## What to produce
Your task is to print the material below exactly as presented.

>> Start Task input

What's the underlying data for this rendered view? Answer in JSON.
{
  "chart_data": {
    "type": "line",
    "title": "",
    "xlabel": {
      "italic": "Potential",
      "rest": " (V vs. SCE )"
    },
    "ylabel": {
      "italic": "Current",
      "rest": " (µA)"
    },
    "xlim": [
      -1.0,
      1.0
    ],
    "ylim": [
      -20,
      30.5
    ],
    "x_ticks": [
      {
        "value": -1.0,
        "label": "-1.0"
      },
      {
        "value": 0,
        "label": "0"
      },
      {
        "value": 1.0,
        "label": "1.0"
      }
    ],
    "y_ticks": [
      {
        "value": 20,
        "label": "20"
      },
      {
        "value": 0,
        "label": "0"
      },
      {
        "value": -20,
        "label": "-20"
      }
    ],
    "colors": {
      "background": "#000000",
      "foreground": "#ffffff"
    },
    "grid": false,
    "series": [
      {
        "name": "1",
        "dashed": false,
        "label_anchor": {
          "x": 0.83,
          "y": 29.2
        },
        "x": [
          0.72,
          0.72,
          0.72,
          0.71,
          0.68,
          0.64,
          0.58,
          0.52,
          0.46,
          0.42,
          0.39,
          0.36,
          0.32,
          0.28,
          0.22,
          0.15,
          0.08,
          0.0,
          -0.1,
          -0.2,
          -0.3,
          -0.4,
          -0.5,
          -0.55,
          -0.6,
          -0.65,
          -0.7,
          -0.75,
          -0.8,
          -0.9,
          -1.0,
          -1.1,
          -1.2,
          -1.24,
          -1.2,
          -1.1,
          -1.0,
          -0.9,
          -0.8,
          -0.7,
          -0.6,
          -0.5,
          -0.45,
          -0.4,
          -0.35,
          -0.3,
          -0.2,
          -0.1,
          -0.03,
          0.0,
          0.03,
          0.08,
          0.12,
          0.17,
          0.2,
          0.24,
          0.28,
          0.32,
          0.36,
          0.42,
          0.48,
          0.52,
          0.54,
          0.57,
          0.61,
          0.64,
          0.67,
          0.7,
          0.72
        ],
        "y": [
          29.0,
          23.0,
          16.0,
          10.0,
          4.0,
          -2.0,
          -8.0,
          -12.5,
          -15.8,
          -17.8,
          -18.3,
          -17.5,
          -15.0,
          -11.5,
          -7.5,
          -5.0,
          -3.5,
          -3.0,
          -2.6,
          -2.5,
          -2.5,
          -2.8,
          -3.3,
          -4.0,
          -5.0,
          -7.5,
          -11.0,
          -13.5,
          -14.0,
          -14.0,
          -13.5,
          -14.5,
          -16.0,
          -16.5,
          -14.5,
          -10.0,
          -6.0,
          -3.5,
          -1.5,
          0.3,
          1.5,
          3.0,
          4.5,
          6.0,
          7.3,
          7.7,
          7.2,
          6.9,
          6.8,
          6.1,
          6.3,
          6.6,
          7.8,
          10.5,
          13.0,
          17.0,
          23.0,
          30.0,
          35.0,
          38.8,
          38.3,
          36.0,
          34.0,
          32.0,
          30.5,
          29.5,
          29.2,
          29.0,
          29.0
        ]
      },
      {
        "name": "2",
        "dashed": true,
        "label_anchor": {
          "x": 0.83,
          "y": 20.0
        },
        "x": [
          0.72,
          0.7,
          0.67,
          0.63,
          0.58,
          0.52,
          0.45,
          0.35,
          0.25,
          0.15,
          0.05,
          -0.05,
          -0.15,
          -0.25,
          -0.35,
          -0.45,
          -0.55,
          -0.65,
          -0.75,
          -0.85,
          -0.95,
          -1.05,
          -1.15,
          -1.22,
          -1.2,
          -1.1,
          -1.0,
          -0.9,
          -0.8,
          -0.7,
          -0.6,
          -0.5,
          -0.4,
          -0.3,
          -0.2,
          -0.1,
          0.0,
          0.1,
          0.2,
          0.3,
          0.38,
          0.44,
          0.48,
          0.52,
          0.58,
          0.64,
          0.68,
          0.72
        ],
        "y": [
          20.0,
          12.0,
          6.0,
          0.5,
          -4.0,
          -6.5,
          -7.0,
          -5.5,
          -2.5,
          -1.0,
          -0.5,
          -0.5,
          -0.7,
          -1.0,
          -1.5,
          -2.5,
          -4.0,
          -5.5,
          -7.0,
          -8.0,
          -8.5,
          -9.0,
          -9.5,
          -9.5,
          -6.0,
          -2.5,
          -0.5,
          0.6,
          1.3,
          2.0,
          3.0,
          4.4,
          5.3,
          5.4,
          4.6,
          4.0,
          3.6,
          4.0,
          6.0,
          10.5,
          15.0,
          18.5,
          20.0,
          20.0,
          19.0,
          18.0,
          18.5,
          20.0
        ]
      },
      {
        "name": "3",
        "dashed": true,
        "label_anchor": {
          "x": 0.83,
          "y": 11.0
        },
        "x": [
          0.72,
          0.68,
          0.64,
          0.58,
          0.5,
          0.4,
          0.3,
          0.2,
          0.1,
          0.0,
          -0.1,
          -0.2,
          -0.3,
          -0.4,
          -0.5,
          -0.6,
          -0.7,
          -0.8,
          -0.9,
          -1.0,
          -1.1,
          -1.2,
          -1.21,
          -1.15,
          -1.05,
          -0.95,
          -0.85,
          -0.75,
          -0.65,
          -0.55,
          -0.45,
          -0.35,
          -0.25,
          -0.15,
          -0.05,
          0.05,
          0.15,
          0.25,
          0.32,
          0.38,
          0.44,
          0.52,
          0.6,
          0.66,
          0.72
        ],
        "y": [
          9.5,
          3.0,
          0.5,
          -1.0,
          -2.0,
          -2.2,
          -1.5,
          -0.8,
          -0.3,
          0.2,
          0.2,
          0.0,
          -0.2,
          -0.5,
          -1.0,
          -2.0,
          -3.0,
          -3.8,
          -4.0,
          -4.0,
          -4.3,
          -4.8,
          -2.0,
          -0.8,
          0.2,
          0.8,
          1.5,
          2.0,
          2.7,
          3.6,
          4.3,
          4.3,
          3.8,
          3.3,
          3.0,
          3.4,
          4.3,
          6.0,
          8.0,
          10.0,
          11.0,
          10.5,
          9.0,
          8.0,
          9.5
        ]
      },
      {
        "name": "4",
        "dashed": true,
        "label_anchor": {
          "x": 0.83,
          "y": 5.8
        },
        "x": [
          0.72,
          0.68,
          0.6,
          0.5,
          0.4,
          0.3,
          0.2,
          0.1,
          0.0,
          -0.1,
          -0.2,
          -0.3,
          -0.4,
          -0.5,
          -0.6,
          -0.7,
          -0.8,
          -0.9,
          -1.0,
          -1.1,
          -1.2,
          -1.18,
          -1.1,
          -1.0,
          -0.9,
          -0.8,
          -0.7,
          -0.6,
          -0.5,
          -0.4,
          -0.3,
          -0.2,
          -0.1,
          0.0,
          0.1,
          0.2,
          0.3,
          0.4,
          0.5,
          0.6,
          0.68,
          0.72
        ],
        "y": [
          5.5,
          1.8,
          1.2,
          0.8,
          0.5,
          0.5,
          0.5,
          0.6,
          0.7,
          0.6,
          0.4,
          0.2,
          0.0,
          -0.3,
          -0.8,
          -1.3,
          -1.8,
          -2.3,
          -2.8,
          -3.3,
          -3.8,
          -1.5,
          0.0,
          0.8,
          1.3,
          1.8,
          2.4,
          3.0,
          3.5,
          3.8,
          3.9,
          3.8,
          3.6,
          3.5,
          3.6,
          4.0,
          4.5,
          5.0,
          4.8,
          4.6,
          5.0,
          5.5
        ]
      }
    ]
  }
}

>> End Task input

## The output
What's the underlying data for this rendered view? Answer in JSON.
{
  "chart_data": {
    "type": "line",
    "title": "",
    "xlabel": {
      "italic": "Potential",
      "rest": " (V vs. SCE )"
    },
    "ylabel": {
      "italic": "Current",
      "rest": " (µA)"
    },
    "xlim": [
      -1.0,
      1.0
    ],
    "ylim": [
      -20,
      30.5
    ],
    "x_ticks": [
      {
        "value": -1.0,
        "label": "-1.0"
      },
      {
        "value": 0,
        "label": "0"
      },
      {
        "value": 1.0,
        "label": "1.0"
      }
    ],
    "y_ticks": [
      {
        "value": 20,
        "label": "20"
      },
      {
        "value": 0,
        "label": "0"
      },
      {
        "value": -20,
        "label": "-20"
      }
    ],
    "colors": {
      "background": "#000000",
      "foreground": "#ffffff"
    },
    "grid": false,
    "series": [
      {
        "name": "1",
        "dashed": false,
        "label_anchor": {
          "x": 0.83,
          "y": 29.2
        },
        "x": [
          0.72,
          0.72,
          0.72,
          0.71,
          0.68,
          0.64,
          0.58,
          0.52,
          0.46,
          0.42,
          0.39,
          0.36,
          0.32,
          0.28,
          0.22,
          0.15,
          0.08,
          0.0,
          -0.1,
          -0.2,
          -0.3,
          -0.4,
          -0.5,
          -0.55,
          -0.6,
          -0.65,
          -0.7,
          -0.75,
          -0.8,
          -0.9,
          -1.0,
          -1.1,
          -1.2,
          -1.24,
          -1.2,
          -1.1,
          -1.0,
          -0.9,
          -0.8,
          -0.7,
          -0.6,
          -0.5,
          -0.45,
          -0.4,
          -0.35,
          -0.3,
          -0.2,
          -0.1,
          -0.03,
          0.0,
          0.03,
          0.08,
          0.12,
          0.17,
          0.2,
          0.24,
          0.28,
          0.32,
          0.36,
          0.42,
          0.48,
          0.52,
          0.54,
          0.57,
          0.61,
          0.64,
          0.67,
          0.7,
          0.72
        ],
        "y": [
          29.0,
          23.0,
          16.0,
          10.0,
          4.0,
          -2.0,
          -8.0,
          -12.5,
          -15.8,
          -17.8,
          -18.3,
          -17.5,
          -15.0,
          -11.5,
          -7.5,
          -5.0,
          -3.5,
          -3.0,
          -2.6,
          -2.5,
          -2.5,
          -2.8,
          -3.3,
          -4.0,
          -5.0,
          -7.5,
          -11.0,
          -13.5,
          -14.0,
          -14.0,
          -13.5,
          -14.5,
          -16.0,
          -16.5,
          -14.5,
          -10.0,
          -6.0,
          -3.5,
          -1.5,
          0.3,
          1.5,
          3.0,
          4.5,
          6.0,
          7.3,
          7.7,
          7.2,
          6.9,
          6.8,
          6.1,
          6.3,
          6.6,
          7.8,
          10.5,
          13.0,
          17.0,
          23.0,
          30.0,
          35.0,
          38.8,
          38.3,
          36.0,
          34.0,
          32.0,
          30.5,
          29.5,
          29.2,
          29.0,
          29.0
        ]
      },
      {
        "name": "2",
        "dashed": true,
        "label_anchor": {
          "x": 0.83,
          "y": 20.0
        },
        "x": [
          0.72,
          0.7,
          0.67,
          0.63,
          0.58,
          0.52,
          0.45,
          0.35,
          0.25,
          0.15,
          0.05,
          -0.05,
          -0.15,
          -0.25,
          -0.35,
          -0.45,
          -0.55,
          -0.65,
          -0.75,
          -0.85,
          -0.95,
          -1.05,
          -1.15,
          -1.22,
          -1.2,
          -1.1,
          -1.0,
          -0.9,
          -0.8,
          -0.7,
          -0.6,
          -0.5,
          -0.4,
          -0.3,
          -0.2,
          -0.1,
          0.0,
          0.1,
          0.2,
          0.3,
          0.38,
          0.44,
          0.48,
          0.52,
          0.58,
          0.64,
          0.68,
          0.72
        ],
        "y": [
          20.0,
          12.0,
          6.0,
          0.5,
          -4.0,
          -6.5,
          -7.0,
          -5.5,
          -2.5,
          -1.0,
          -0.5,
          -0.5,
          -0.7,
          -1.0,
          -1.5,
          -2.5,
          -4.0,
          -5.5,
          -7.0,
          -8.0,
          -8.5,
          -9.0,
          -9.5,
          -9.5,
          -6.0,
          -2.5,
          -0.5,
          0.6,
          1.3,
          2.0,
          3.0,
          4.4,
          5.3,
          5.4,
          4.6,
          4.0,
          3.6,
          4.0,
          6.0,
          10.5,
          15.0,
          18.5,
          20.0,
          20.0,
          19.0,
          18.0,
          18.5,
          20.0
        ]
      },
      {
        "name": "3",
        "dashed": true,
        "label_anchor": {
          "x": 0.83,
          "y": 11.0
        },
        "x": [
          0.72,
          0.68,
          0.64,
          0.58,
          0.5,
          0.4,
          0.3,
          0.2,
          0.1,
          0.0,
          -0.1,
          -0.2,
          -0.3,
          -0.4,
          -0.5,
          -0.6,
          -0.7,
          -0.8,
          -0.9,
          -1.0,
          -1.1,
          -1.2,
          -1.21,
          -1.15,
          -1.05,
          -0.95,
          -0.85,
          -0.75,
          -0.65,
          -0.55,
          -0.45,
          -0.35,
          -0.25,
          -0.15,
          -0.05,
          0.05,
          0.15,
          0.25,
          0.32,
          0.38,
          0.44,
          0.52,
          0.6,
          0.66,
          0.72
        ],
        "y": [
          9.5,
          3.0,
          0.5,
          -1.0,
          -2.0,
          -2.2,
          -1.5,
          -0.8,
          -0.3,
          0.2,
          0.2,
          0.0,
          -0.2,
          -0.5,
          -1.0,
          -2.0,
          -3.0,
          -3.8,
          -4.0,
          -4.0,
          -4.3,
          -4.8,
          -2.0,
          -0.8,
          0.2,
          0.8,
          1.5,
          2.0,
          2.7,
          3.6,
          4.3,
          4.3,
          3.8,
          3.3,
          3.0,
          3.4,
          4.3,
          6.0,
          8.0,
          10.0,
          11.0,
          10.5,
          9.0,
          8.0,
          9.5
        ]
      },
      {
        "name": "4",
        "dashed": true,
        "label_anchor": {
          "x": 0.83,
          "y": 5.8
        },
        "x": [
          0.72,
          0.68,
          0.6,
          0.5,
          0.4,
          0.3,
          0.2,
          0.1,
          0.0,
          -0.1,
          -0.2,
          -0.3,
          -0.4,
          -0.5,
          -0.6,
          -0.7,
          -0.8,
          -0.9,
          -1.0,
          -1.1,
          -1.2,
          -1.18,
          -1.1,
          -1.0,
          -0.9,
          -0.8,
          -0.7,
          -0.6,
          -0.5,
          -0.4,
          -0.3,
          -0.2,
          -0.1,
          0.0,
          0.1,
          0.2,
          0.3,
          0.4,
          0.5,
          0.6,
          0.68,
          0.72
        ],
        "y": [
          5.5,
          1.8,
          1.2,
          0.8,
          0.5,
          0.5,
          0.5,
          0.6,
          0.7,
          0.6,
          0.4,
          0.2,
          0.0,
          -0.3,
          -0.8,
          -1.3,
          -1.8,
          -2.3,
          -2.8,
          -3.3,
          -3.8,
          -1.5,
          0.0,
          0.8,
          1.3,
          1.8,
          2.4,
          3.0,
          3.5,
          3.8,
          3.9,
          3.8,
          3.6,
          3.5,
          3.6,
          4.0,
          4.5,
          5.0,
          4.8,
          4.6,
          5.0,
          5.5
        ]
      }
    ]
  }
}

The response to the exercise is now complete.